▶ [Task directions]
Omit the images, then output each of the records below exactly.

··· The input

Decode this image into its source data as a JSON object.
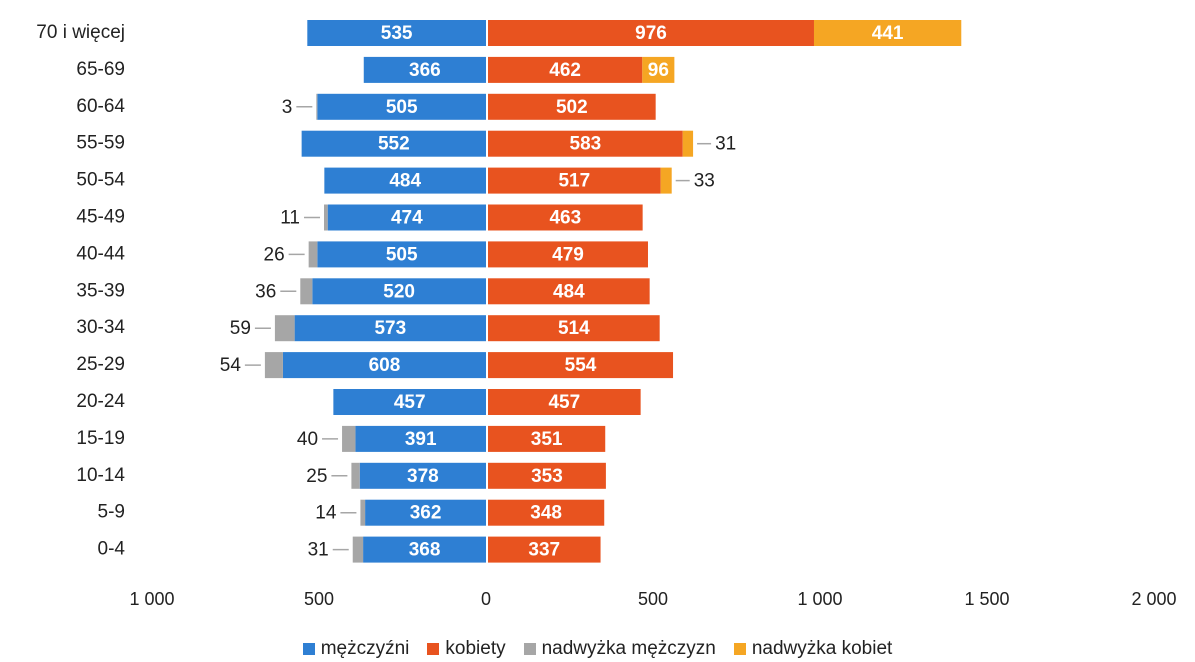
{
  "chart_data": {
    "type": "bar",
    "orientation": "horizontal",
    "layout": "population-pyramid",
    "categories": [
      "70 i więcej",
      "65-69",
      "60-64",
      "55-59",
      "50-54",
      "45-49",
      "40-44",
      "35-39",
      "30-34",
      "25-29",
      "20-24",
      "15-19",
      "10-14",
      "5-9",
      "0-4"
    ],
    "series": [
      {
        "name": "mężczyźni",
        "color": "#2E7FD3",
        "side": "left",
        "values": [
          535,
          366,
          505,
          552,
          484,
          474,
          505,
          520,
          573,
          608,
          457,
          391,
          378,
          362,
          368
        ]
      },
      {
        "name": "kobiety",
        "color": "#E8531F",
        "side": "right",
        "values": [
          976,
          462,
          502,
          583,
          517,
          463,
          479,
          484,
          514,
          554,
          457,
          351,
          353,
          348,
          337
        ]
      },
      {
        "name": "nadwyżka mężczyzn",
        "color": "#A6A6A6",
        "side": "left",
        "values": [
          null,
          null,
          3,
          null,
          null,
          11,
          26,
          36,
          59,
          54,
          null,
          40,
          25,
          14,
          31
        ]
      },
      {
        "name": "nadwyżka kobiet",
        "color": "#F5A623",
        "side": "right",
        "values": [
          441,
          96,
          null,
          31,
          33,
          null,
          null,
          null,
          null,
          null,
          null,
          null,
          null,
          null,
          null
        ]
      }
    ],
    "xaxis": {
      "ticks": [
        "1 000",
        "500",
        "0",
        "500",
        "1 000",
        "1 500",
        "2 000"
      ],
      "tick_values": [
        -1000,
        -500,
        0,
        500,
        1000,
        1500,
        2000
      ],
      "range": [
        -1000,
        2000
      ]
    },
    "grid": false,
    "legend_position": "bottom"
  }
}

······

▶ [Response to the task]
Decode this image into its source data as a JSON object.
{
  "chart_data": {
    "type": "bar",
    "orientation": "horizontal",
    "layout": "population-pyramid",
    "categories": [
      "70 i więcej",
      "65-69",
      "60-64",
      "55-59",
      "50-54",
      "45-49",
      "40-44",
      "35-39",
      "30-34",
      "25-29",
      "20-24",
      "15-19",
      "10-14",
      "5-9",
      "0-4"
    ],
    "series": [
      {
        "name": "mężczyźni",
        "color": "#2E7FD3",
        "side": "left",
        "values": [
          535,
          366,
          505,
          552,
          484,
          474,
          505,
          520,
          573,
          608,
          457,
          391,
          378,
          362,
          368
        ]
      },
      {
        "name": "kobiety",
        "color": "#E8531F",
        "side": "right",
        "values": [
          976,
          462,
          502,
          583,
          517,
          463,
          479,
          484,
          514,
          554,
          457,
          351,
          353,
          348,
          337
        ]
      },
      {
        "name": "nadwyżka mężczyzn",
        "color": "#A6A6A6",
        "side": "left",
        "values": [
          null,
          null,
          3,
          null,
          null,
          11,
          26,
          36,
          59,
          54,
          null,
          40,
          25,
          14,
          31
        ]
      },
      {
        "name": "nadwyżka kobiet",
        "color": "#F5A623",
        "side": "right",
        "values": [
          441,
          96,
          null,
          31,
          33,
          null,
          null,
          null,
          null,
          null,
          null,
          null,
          null,
          null,
          null
        ]
      }
    ],
    "xaxis": {
      "ticks": [
        "1 000",
        "500",
        "0",
        "500",
        "1 000",
        "1 500",
        "2 000"
      ],
      "tick_values": [
        -1000,
        -500,
        0,
        500,
        1000,
        1500,
        2000
      ],
      "range": [
        -1000,
        2000
      ]
    },
    "grid": false,
    "legend_position": "bottom"
  }
}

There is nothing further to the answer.